■ PROBLEM STATEMENT ■
Once the pictures are set aside, transcribe the remaining data exactly.

-- Start --

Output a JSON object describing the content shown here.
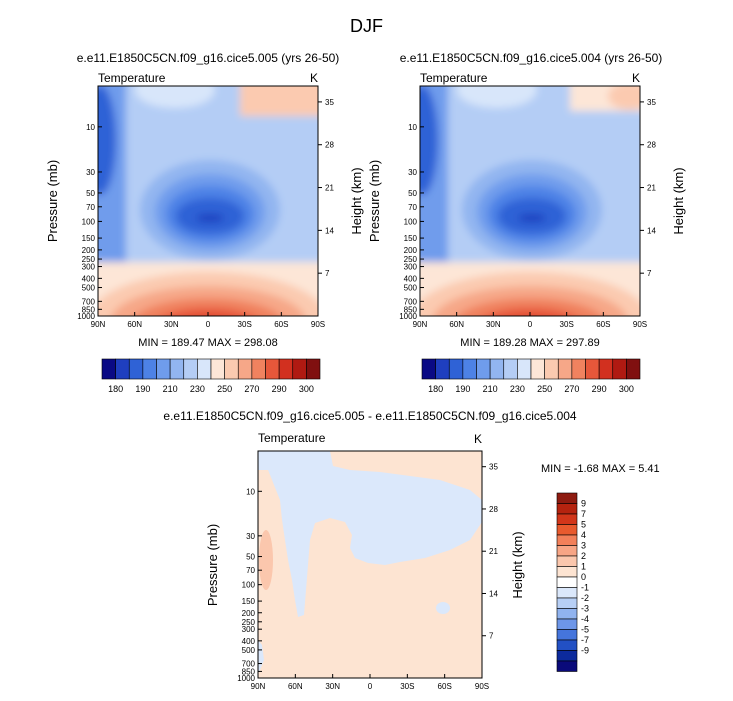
{
  "figure_title": "DJF",
  "chart_data": [
    {
      "type": "heatmap",
      "title": "e.e11.E1850C5CN.f09_g16.cice5.005 (yrs 26-50)",
      "left_string": "Temperature",
      "units": "K",
      "ylabel": "Pressure (mb)",
      "ylabel_right": "Height (km)",
      "x_ticks": [
        "90N",
        "60N",
        "30N",
        "0",
        "30S",
        "60S",
        "90S"
      ],
      "y_ticks": [
        "10",
        "30",
        "50",
        "70",
        "100",
        "150",
        "200",
        "250",
        "300",
        "400",
        "500",
        "700",
        "850",
        "1000"
      ],
      "height_ticks": [
        "35",
        "28",
        "21",
        "14",
        "7"
      ],
      "stats_text": "MIN = 189.47   MAX = 298.08",
      "colorbar_labels": [
        "180",
        "190",
        "210",
        "230",
        "250",
        "270",
        "290",
        "300"
      ]
    },
    {
      "type": "heatmap",
      "title": "e.e11.E1850C5CN.f09_g16.cice5.004 (yrs 26-50)",
      "left_string": "Temperature",
      "units": "K",
      "ylabel": "Pressure (mb)",
      "ylabel_right": "Height (km)",
      "x_ticks": [
        "90N",
        "60N",
        "30N",
        "0",
        "30S",
        "60S",
        "90S"
      ],
      "y_ticks": [
        "10",
        "30",
        "50",
        "70",
        "100",
        "150",
        "200",
        "250",
        "300",
        "400",
        "500",
        "700",
        "850",
        "1000"
      ],
      "height_ticks": [
        "35",
        "28",
        "21",
        "14",
        "7"
      ],
      "stats_text": "MIN = 189.28   MAX = 297.89",
      "colorbar_labels": [
        "180",
        "190",
        "210",
        "230",
        "250",
        "270",
        "290",
        "300"
      ]
    },
    {
      "type": "heatmap",
      "title": "e.e11.E1850C5CN.f09_g16.cice5.005 - e.e11.E1850C5CN.f09_g16.cice5.004",
      "left_string": "Temperature",
      "units": "K",
      "ylabel": "Pressure (mb)",
      "ylabel_right": "Height (km)",
      "x_ticks": [
        "90N",
        "60N",
        "30N",
        "0",
        "30S",
        "60S",
        "90S"
      ],
      "y_ticks": [
        "10",
        "30",
        "50",
        "70",
        "100",
        "150",
        "200",
        "250",
        "300",
        "400",
        "500",
        "700",
        "850",
        "1000"
      ],
      "height_ticks": [
        "35",
        "28",
        "21",
        "14",
        "7"
      ],
      "stats_text": "MIN =  -1.68   MAX =   5.41",
      "colorbar_labels": [
        "9",
        "7",
        "5",
        "4",
        "3",
        "2",
        "1",
        "0",
        "-1",
        "-2",
        "-3",
        "-4",
        "-5",
        "-7",
        "-9"
      ]
    }
  ],
  "colors": {
    "absolute_scale": [
      "#0a0a85",
      "#1f3fbf",
      "#2f62d6",
      "#4d82e6",
      "#6f9cec",
      "#92b5f0",
      "#b4cdf5",
      "#d8e6fa",
      "#fde6d7",
      "#fbcab0",
      "#f6a788",
      "#f0825f",
      "#e6573a",
      "#d2301f",
      "#b01a12",
      "#801010"
    ],
    "diff_scale": [
      "#8e1b10",
      "#b5230f",
      "#d2361a",
      "#e85a2e",
      "#f2805a",
      "#f7a585",
      "#fbc7ad",
      "#fde4d2",
      "#ffffff",
      "#dbe8fb",
      "#b7cff5",
      "#90b3ef",
      "#6d96e8",
      "#4575dc",
      "#2250c4",
      "#0c2a9c",
      "#0a0a7a"
    ]
  }
}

-- End --

■ OUTPUT BELOW ■
Output a JSON object describing the content shown here.
{
  "figure_title": "DJF",
  "chart_data": [
    {
      "type": "heatmap",
      "title": "e.e11.E1850C5CN.f09_g16.cice5.005 (yrs 26-50)",
      "left_string": "Temperature",
      "units": "K",
      "ylabel": "Pressure (mb)",
      "ylabel_right": "Height (km)",
      "x_ticks": [
        "90N",
        "60N",
        "30N",
        "0",
        "30S",
        "60S",
        "90S"
      ],
      "y_ticks": [
        "10",
        "30",
        "50",
        "70",
        "100",
        "150",
        "200",
        "250",
        "300",
        "400",
        "500",
        "700",
        "850",
        "1000"
      ],
      "height_ticks": [
        "35",
        "28",
        "21",
        "14",
        "7"
      ],
      "stats_text": "MIN = 189.47   MAX = 298.08",
      "colorbar_labels": [
        "180",
        "190",
        "210",
        "230",
        "250",
        "270",
        "290",
        "300"
      ]
    },
    {
      "type": "heatmap",
      "title": "e.e11.E1850C5CN.f09_g16.cice5.004 (yrs 26-50)",
      "left_string": "Temperature",
      "units": "K",
      "ylabel": "Pressure (mb)",
      "ylabel_right": "Height (km)",
      "x_ticks": [
        "90N",
        "60N",
        "30N",
        "0",
        "30S",
        "60S",
        "90S"
      ],
      "y_ticks": [
        "10",
        "30",
        "50",
        "70",
        "100",
        "150",
        "200",
        "250",
        "300",
        "400",
        "500",
        "700",
        "850",
        "1000"
      ],
      "height_ticks": [
        "35",
        "28",
        "21",
        "14",
        "7"
      ],
      "stats_text": "MIN = 189.28   MAX = 297.89",
      "colorbar_labels": [
        "180",
        "190",
        "210",
        "230",
        "250",
        "270",
        "290",
        "300"
      ]
    },
    {
      "type": "heatmap",
      "title": "e.e11.E1850C5CN.f09_g16.cice5.005 - e.e11.E1850C5CN.f09_g16.cice5.004",
      "left_string": "Temperature",
      "units": "K",
      "ylabel": "Pressure (mb)",
      "ylabel_right": "Height (km)",
      "x_ticks": [
        "90N",
        "60N",
        "30N",
        "0",
        "30S",
        "60S",
        "90S"
      ],
      "y_ticks": [
        "10",
        "30",
        "50",
        "70",
        "100",
        "150",
        "200",
        "250",
        "300",
        "400",
        "500",
        "700",
        "850",
        "1000"
      ],
      "height_ticks": [
        "35",
        "28",
        "21",
        "14",
        "7"
      ],
      "stats_text": "MIN =  -1.68   MAX =   5.41",
      "colorbar_labels": [
        "9",
        "7",
        "5",
        "4",
        "3",
        "2",
        "1",
        "0",
        "-1",
        "-2",
        "-3",
        "-4",
        "-5",
        "-7",
        "-9"
      ]
    }
  ],
  "colors": {
    "absolute_scale": [
      "#0a0a85",
      "#1f3fbf",
      "#2f62d6",
      "#4d82e6",
      "#6f9cec",
      "#92b5f0",
      "#b4cdf5",
      "#d8e6fa",
      "#fde6d7",
      "#fbcab0",
      "#f6a788",
      "#f0825f",
      "#e6573a",
      "#d2301f",
      "#b01a12",
      "#801010"
    ],
    "diff_scale": [
      "#8e1b10",
      "#b5230f",
      "#d2361a",
      "#e85a2e",
      "#f2805a",
      "#f7a585",
      "#fbc7ad",
      "#fde4d2",
      "#ffffff",
      "#dbe8fb",
      "#b7cff5",
      "#90b3ef",
      "#6d96e8",
      "#4575dc",
      "#2250c4",
      "#0c2a9c",
      "#0a0a7a"
    ]
  }
}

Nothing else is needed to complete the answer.